* Directions for this task
Copy out the material below in full, but not its images.

* Available data
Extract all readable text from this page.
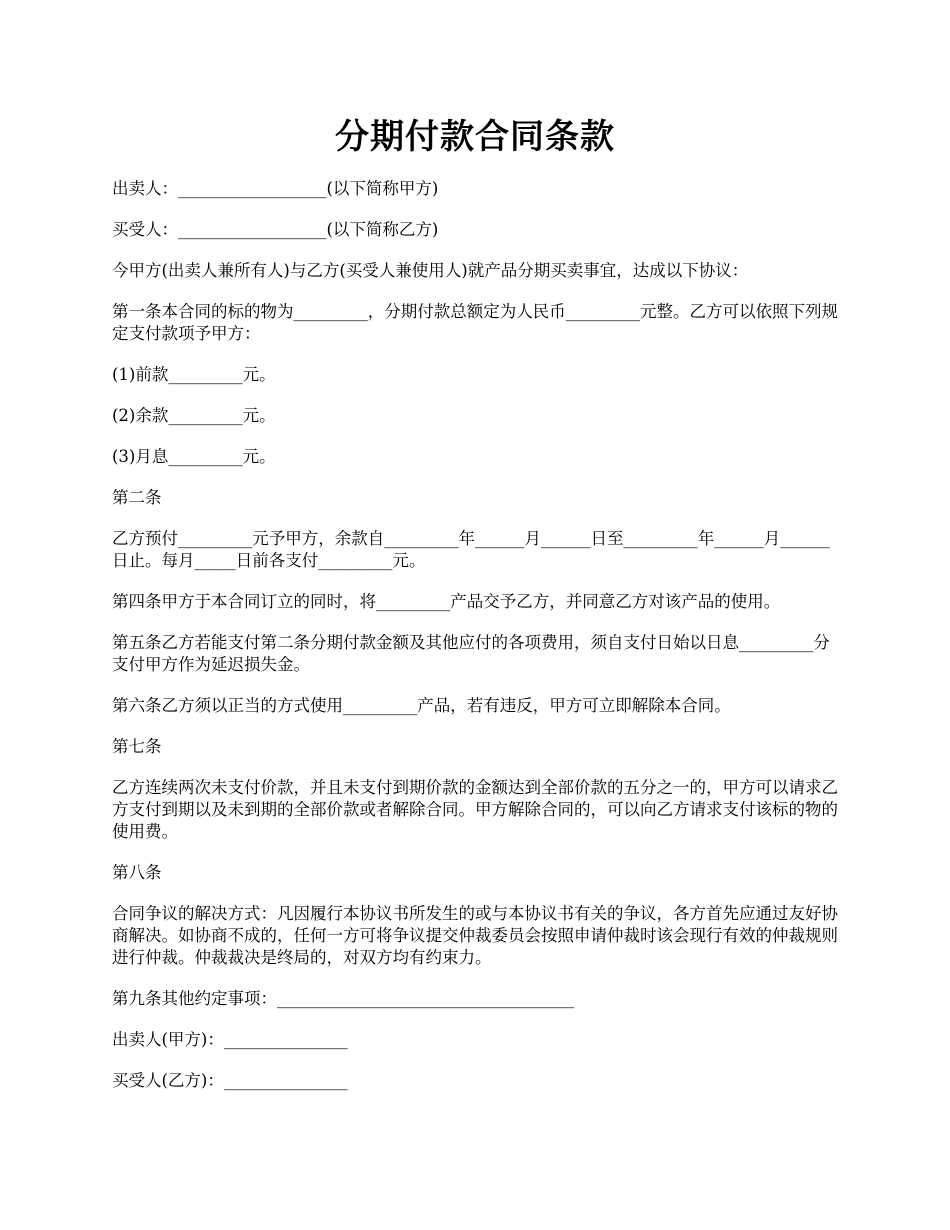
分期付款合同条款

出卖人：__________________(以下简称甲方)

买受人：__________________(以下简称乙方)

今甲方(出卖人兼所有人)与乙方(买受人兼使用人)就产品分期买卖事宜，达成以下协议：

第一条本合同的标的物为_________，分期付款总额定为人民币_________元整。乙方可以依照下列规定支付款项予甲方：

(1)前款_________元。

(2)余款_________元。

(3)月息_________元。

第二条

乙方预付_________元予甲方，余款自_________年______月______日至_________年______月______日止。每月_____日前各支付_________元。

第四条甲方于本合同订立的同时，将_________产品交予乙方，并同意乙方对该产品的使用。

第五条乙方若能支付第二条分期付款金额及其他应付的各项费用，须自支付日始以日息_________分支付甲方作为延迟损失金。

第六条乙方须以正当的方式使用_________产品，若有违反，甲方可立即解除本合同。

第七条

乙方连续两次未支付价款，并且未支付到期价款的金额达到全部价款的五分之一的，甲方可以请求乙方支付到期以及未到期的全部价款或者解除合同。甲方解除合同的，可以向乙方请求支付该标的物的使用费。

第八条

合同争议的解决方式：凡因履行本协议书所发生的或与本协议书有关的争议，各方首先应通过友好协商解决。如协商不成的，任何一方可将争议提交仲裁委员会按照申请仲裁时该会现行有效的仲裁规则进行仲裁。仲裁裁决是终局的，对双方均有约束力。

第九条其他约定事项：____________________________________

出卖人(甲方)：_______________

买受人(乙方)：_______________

* Finished task
Extract all readable text from this page.
分期付款合同条款

出卖人：__________________(以下简称甲方)

买受人：__________________(以下简称乙方)

今甲方(出卖人兼所有人)与乙方(买受人兼使用人)就产品分期买卖事宜，达成以下协议：

第一条本合同的标的物为_________，分期付款总额定为人民币_________元整。乙方可以依照下列规定支付款项予甲方：

(1)前款_________元。

(2)余款_________元。

(3)月息_________元。

第二条

乙方预付_________元予甲方，余款自_________年______月______日至_________年______月______日止。每月_____日前各支付_________元。

第四条甲方于本合同订立的同时，将_________产品交予乙方，并同意乙方对该产品的使用。

第五条乙方若能支付第二条分期付款金额及其他应付的各项费用，须自支付日始以日息_________分支付甲方作为延迟损失金。

第六条乙方须以正当的方式使用_________产品，若有违反，甲方可立即解除本合同。

第七条

乙方连续两次未支付价款，并且未支付到期价款的金额达到全部价款的五分之一的，甲方可以请求乙方支付到期以及未到期的全部价款或者解除合同。甲方解除合同的，可以向乙方请求支付该标的物的使用费。

第八条

合同争议的解决方式：凡因履行本协议书所发生的或与本协议书有关的争议，各方首先应通过友好协商解决。如协商不成的，任何一方可将争议提交仲裁委员会按照申请仲裁时该会现行有效的仲裁规则进行仲裁。仲裁裁决是终局的，对双方均有约束力。

第九条其他约定事项：____________________________________

出卖人(甲方)：_______________

买受人(乙方)：_______________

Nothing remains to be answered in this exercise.